_TASK DIRECTIONS_
In the records below, swap every "cadence-point" for "cadence-dot" and reproduce all the lines with nothing else changed. Leave the pictures out of your answer.

_DATASET RECORDS_
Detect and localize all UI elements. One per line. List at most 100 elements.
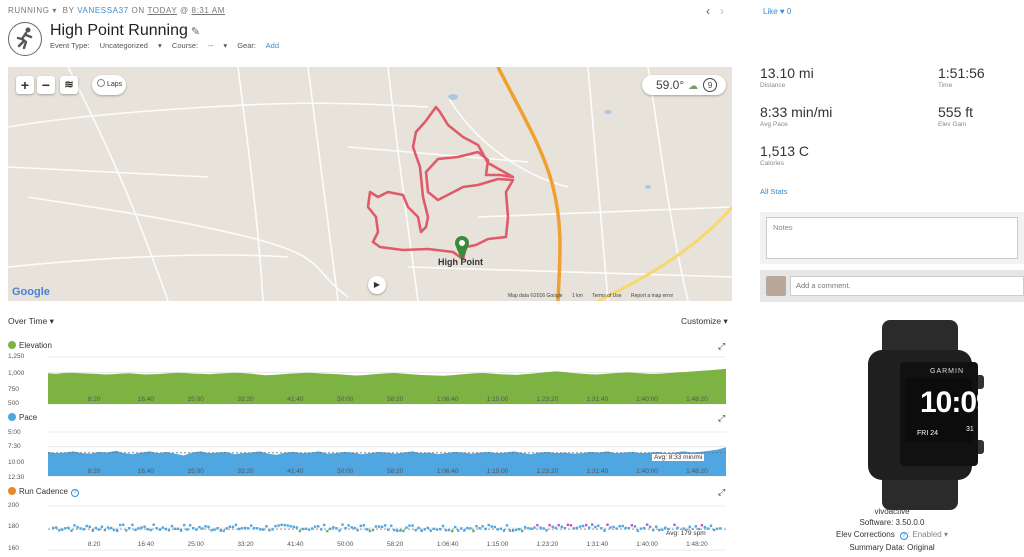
cadence-point	[183, 523, 186, 527]
terms-link[interactable]: Terms of Use	[592, 293, 622, 299]
cadence-point	[451, 530, 454, 533]
x-tick-label: 1:31:40	[586, 396, 609, 403]
cadence-point	[588, 526, 591, 529]
cadence-point	[496, 528, 499, 531]
cadence-point	[438, 528, 442, 531]
notes-field[interactable]: Notes	[766, 217, 1018, 259]
cadence-point	[204, 525, 207, 528]
cadence-point	[499, 527, 503, 530]
x-tick-label: 25:00	[187, 396, 204, 403]
like-button[interactable]: Like ♥ 0	[763, 7, 792, 16]
cadence-point	[295, 526, 298, 529]
laps-checkbox[interactable]	[97, 79, 105, 87]
x-tick-label: 1:40:00	[636, 396, 658, 403]
cadence-point	[615, 527, 618, 530]
elev-ytick: 500	[8, 400, 19, 407]
laps-toggle[interactable]: Laps	[92, 75, 126, 95]
cad-ytick: 180	[8, 523, 19, 530]
comment-input[interactable]: Add a comment.	[790, 276, 1024, 296]
course[interactable]: Course: -- ▾	[171, 41, 228, 50]
cadence-point	[591, 523, 594, 526]
elev-corr-dropdown[interactable]: Enabled ▾	[912, 530, 948, 539]
cadence-point	[691, 528, 694, 531]
cadence-point	[134, 528, 137, 532]
play-route-icon[interactable]: ▶	[368, 276, 386, 294]
expand-elevation-icon[interactable]: ⤢	[718, 341, 726, 351]
cadence-point	[487, 523, 490, 527]
cadence-point	[341, 523, 344, 526]
x-tick-label: 1:31:40	[586, 541, 609, 548]
elev-ytick: 1,000	[8, 370, 25, 377]
cadence-point	[655, 525, 658, 528]
x-tick-label: 1:31:40	[586, 468, 609, 475]
cadence-point	[444, 529, 448, 532]
layers-icon[interactable]: ≋	[60, 76, 78, 94]
zoom-out-button[interactable]: −	[37, 76, 55, 94]
cadence-point	[228, 525, 231, 528]
x-tick-label: 16:40	[137, 396, 154, 403]
x-tick-label: 41:40	[287, 468, 304, 475]
cadence-chart[interactable]: 200 180 160 Avg: 179 spm 8:20 16:40 25:00 3…	[8, 500, 728, 557]
cadence-point	[490, 525, 493, 528]
cadence-point	[201, 527, 204, 530]
x-tick-label: 1:23:20	[536, 541, 559, 548]
next-activity-icon[interactable]: ›	[720, 4, 734, 18]
cadence-point	[61, 528, 64, 531]
cadence-point	[274, 524, 277, 528]
time-link[interactable]: 8:31 AM	[191, 6, 226, 15]
cadence-point	[618, 525, 621, 528]
cadence-point	[216, 527, 219, 530]
customize-button[interactable]: Customize ▾	[681, 316, 728, 326]
x-tick-label: 1:48:20	[686, 541, 708, 548]
x-tick-label: 41:40	[287, 541, 304, 548]
cadence-point	[179, 529, 183, 532]
cadence-point	[268, 529, 271, 532]
report-link[interactable]: Report a map error	[630, 293, 674, 299]
x-tick-label: 50:00	[337, 468, 354, 475]
cadence-point	[146, 528, 149, 531]
elevation-chart[interactable]: 1,250 1,000 750 500 8:20 16:40 25:00 33:20 4…	[8, 353, 728, 408]
cadence-point	[207, 525, 210, 529]
cadence-point	[253, 527, 256, 530]
gear-add-link[interactable]: Add	[265, 41, 280, 50]
cadence-point	[371, 529, 375, 532]
edit-pencil-icon[interactable]: ✎	[190, 26, 201, 38]
cadence-point	[469, 527, 472, 530]
cadence-point	[329, 527, 332, 530]
expand-cadence-icon[interactable]: ⤢	[718, 487, 726, 497]
cadence-point	[384, 524, 387, 527]
cadence-point	[536, 524, 539, 527]
pace-chart[interactable]: 5:00 7:30 10:00 12:30 Avg: 8:33 min/mi 8…	[8, 426, 728, 482]
device-image: GARMIN 10:09 FRI 24 31	[860, 320, 1020, 510]
cadence-help-icon[interactable]: ?	[70, 489, 79, 497]
elev-ytick: 750	[8, 386, 19, 393]
zoom-in-button[interactable]: +	[16, 76, 34, 94]
event-type[interactable]: Event Type: Uncategorized ▾	[50, 41, 162, 50]
route-map[interactable]: + − ≋ Laps 59.0° ☁ 9 High Point ▶ Google M…	[8, 67, 732, 301]
x-tick-label: 33:20	[237, 541, 254, 548]
all-stats-link[interactable]: All Stats	[760, 187, 788, 196]
elevation-area	[48, 368, 726, 404]
cadence-point	[271, 528, 274, 531]
range-dropdown[interactable]: Over Time ▾	[8, 316, 54, 326]
cadence-point	[542, 527, 545, 530]
activity-title-text: High Point Running	[50, 22, 188, 39]
x-tick-label: 16:40	[137, 541, 154, 548]
expand-pace-icon[interactable]: ⤢	[718, 413, 726, 423]
date-link[interactable]: TODAY	[147, 6, 178, 15]
activity-type-dropdown[interactable]: RUNNING ▾	[8, 6, 57, 15]
cadence-point	[472, 529, 475, 533]
cadence-point	[277, 524, 280, 527]
cadence-point	[67, 526, 70, 529]
cadence-point	[310, 527, 314, 530]
user-link[interactable]: VANESSA37	[77, 6, 129, 15]
pace-ytick: 10:00	[8, 459, 25, 466]
cadence-point	[706, 527, 710, 530]
prev-activity-icon[interactable]: ‹	[706, 4, 720, 18]
cadence-point	[380, 525, 384, 528]
cadence-point	[222, 529, 225, 533]
elevation-dot-icon	[8, 341, 16, 349]
x-tick-label: 25:00	[187, 541, 204, 548]
watch-time: 10:09	[920, 386, 993, 419]
elev-corr-help-icon[interactable]: ?	[899, 532, 908, 540]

_THE RESULT_
Detect and localize all UI elements. One per line. List at most 100 elements.
cadence-dot	[183, 523, 186, 527]
terms-link[interactable]: Terms of Use	[592, 293, 622, 299]
cadence-dot	[451, 530, 454, 533]
x-tick-label: 1:31:40	[586, 396, 609, 403]
cadence-dot	[588, 526, 591, 529]
cadence-dot	[496, 528, 499, 531]
cadence-dot	[438, 528, 442, 531]
notes-field[interactable]: Notes	[766, 217, 1018, 259]
cadence-dot	[204, 525, 207, 528]
cadence-dot	[499, 527, 503, 530]
x-tick-label: 25:00	[187, 396, 204, 403]
like-button[interactable]: Like ♥ 0	[763, 7, 792, 16]
cadence-dot	[295, 526, 298, 529]
laps-checkbox[interactable]	[97, 79, 105, 87]
x-tick-label: 1:40:00	[636, 396, 658, 403]
cadence-dot	[615, 527, 618, 530]
elev-ytick: 500	[8, 400, 19, 407]
laps-toggle[interactable]: Laps	[92, 75, 126, 95]
cad-ytick: 180	[8, 523, 19, 530]
comment-input[interactable]: Add a comment.	[790, 276, 1024, 296]
course[interactable]: Course: -- ▾	[171, 41, 228, 50]
cadence-dot	[591, 523, 594, 526]
elev-corr-dropdown[interactable]: Enabled ▾	[912, 530, 948, 539]
cadence-dot	[691, 528, 694, 531]
cadence-dot	[134, 528, 137, 532]
play-route-icon[interactable]: ▶	[368, 276, 386, 294]
expand-elevation-icon[interactable]: ⤢	[718, 341, 726, 351]
cadence-dot	[487, 523, 490, 527]
cadence-dot	[341, 523, 344, 526]
x-tick-label: 1:31:40	[586, 541, 609, 548]
elev-ytick: 1,000	[8, 370, 25, 377]
cadence-dot	[655, 525, 658, 528]
x-tick-label: 1:31:40	[586, 468, 609, 475]
cadence-dot	[444, 529, 448, 532]
layers-icon[interactable]: ≋	[60, 76, 78, 94]
zoom-out-button[interactable]: −	[37, 76, 55, 94]
cadence-dot	[228, 525, 231, 528]
x-tick-label: 16:40	[137, 396, 154, 403]
x-tick-label: 41:40	[287, 468, 304, 475]
cadence-chart[interactable]: 200 180 160 Avg: 179 spm 8:20 16:40 25:00 3…	[8, 500, 728, 557]
cadence-dot	[490, 525, 493, 528]
cadence-dot	[201, 527, 204, 530]
x-tick-label: 1:23:20	[536, 541, 559, 548]
next-activity-icon[interactable]: ›	[720, 4, 734, 18]
cadence-dot	[61, 528, 64, 531]
cadence-dot	[274, 524, 277, 528]
time-link[interactable]: 8:31 AM	[191, 6, 226, 15]
cadence-dot	[618, 525, 621, 528]
cadence-dot	[216, 527, 219, 530]
customize-button[interactable]: Customize ▾	[681, 316, 728, 326]
x-tick-label: 1:48:20	[686, 541, 708, 548]
x-tick-label: 41:40	[287, 541, 304, 548]
cadence-dot	[179, 529, 183, 532]
cadence-dot	[268, 529, 271, 532]
report-link[interactable]: Report a map error	[630, 293, 674, 299]
x-tick-label: 50:00	[337, 468, 354, 475]
cadence-dot	[146, 528, 149, 531]
elevation-chart[interactable]: 1,250 1,000 750 500 8:20 16:40 25:00 33:20 4…	[8, 353, 728, 408]
cadence-dot	[207, 525, 210, 529]
cadence-dot	[253, 527, 256, 530]
gear-add-link[interactable]: Add	[265, 41, 280, 50]
cadence-dot	[371, 529, 375, 532]
edit-pencil-icon[interactable]: ✎	[190, 26, 201, 38]
cadence-dot	[469, 527, 472, 530]
cadence-dot	[329, 527, 332, 530]
expand-cadence-icon[interactable]: ⤢	[718, 487, 726, 497]
cadence-dot	[384, 524, 387, 527]
cadence-dot	[536, 524, 539, 527]
pace-chart[interactable]: 5:00 7:30 10:00 12:30 Avg: 8:33 min/mi 8…	[8, 426, 728, 482]
device-image: GARMIN 10:09 FRI 24 31	[860, 320, 1020, 510]
cadence-help-icon[interactable]: ?	[70, 489, 79, 497]
elev-ytick: 750	[8, 386, 19, 393]
zoom-in-button[interactable]: +	[16, 76, 34, 94]
event-type[interactable]: Event Type: Uncategorized ▾	[50, 41, 162, 50]
route-map[interactable]: + − ≋ Laps 59.0° ☁ 9 High Point ▶ Google M…	[8, 67, 732, 301]
x-tick-label: 33:20	[237, 541, 254, 548]
all-stats-link[interactable]: All Stats	[760, 187, 788, 196]
elevation-area	[48, 368, 726, 404]
cadence-dot	[271, 528, 274, 531]
range-dropdown[interactable]: Over Time ▾	[8, 316, 54, 326]
cadence-dot	[542, 527, 545, 530]
activity-title-text: High Point Running	[50, 22, 188, 39]
x-tick-label: 16:40	[137, 541, 154, 548]
expand-pace-icon[interactable]: ⤢	[718, 413, 726, 423]
date-link[interactable]: TODAY	[147, 6, 178, 15]
activity-type-dropdown[interactable]: RUNNING ▾	[8, 6, 57, 15]
cadence-dot	[472, 529, 475, 533]
cadence-dot	[277, 524, 280, 527]
cadence-dot	[67, 526, 70, 529]
cadence-dot	[310, 527, 314, 530]
user-link[interactable]: VANESSA37	[77, 6, 129, 15]
pace-ytick: 10:00	[8, 459, 25, 466]
cadence-dot	[706, 527, 710, 530]
prev-activity-icon[interactable]: ‹	[706, 4, 720, 18]
cadence-dot	[380, 525, 384, 528]
cadence-dot	[222, 529, 225, 533]
elevation-dot-icon	[8, 341, 16, 349]
x-tick-label: 25:00	[187, 541, 204, 548]
watch-time: 10:09	[920, 386, 993, 419]
elev-corr-help-icon[interactable]: ?	[899, 532, 908, 540]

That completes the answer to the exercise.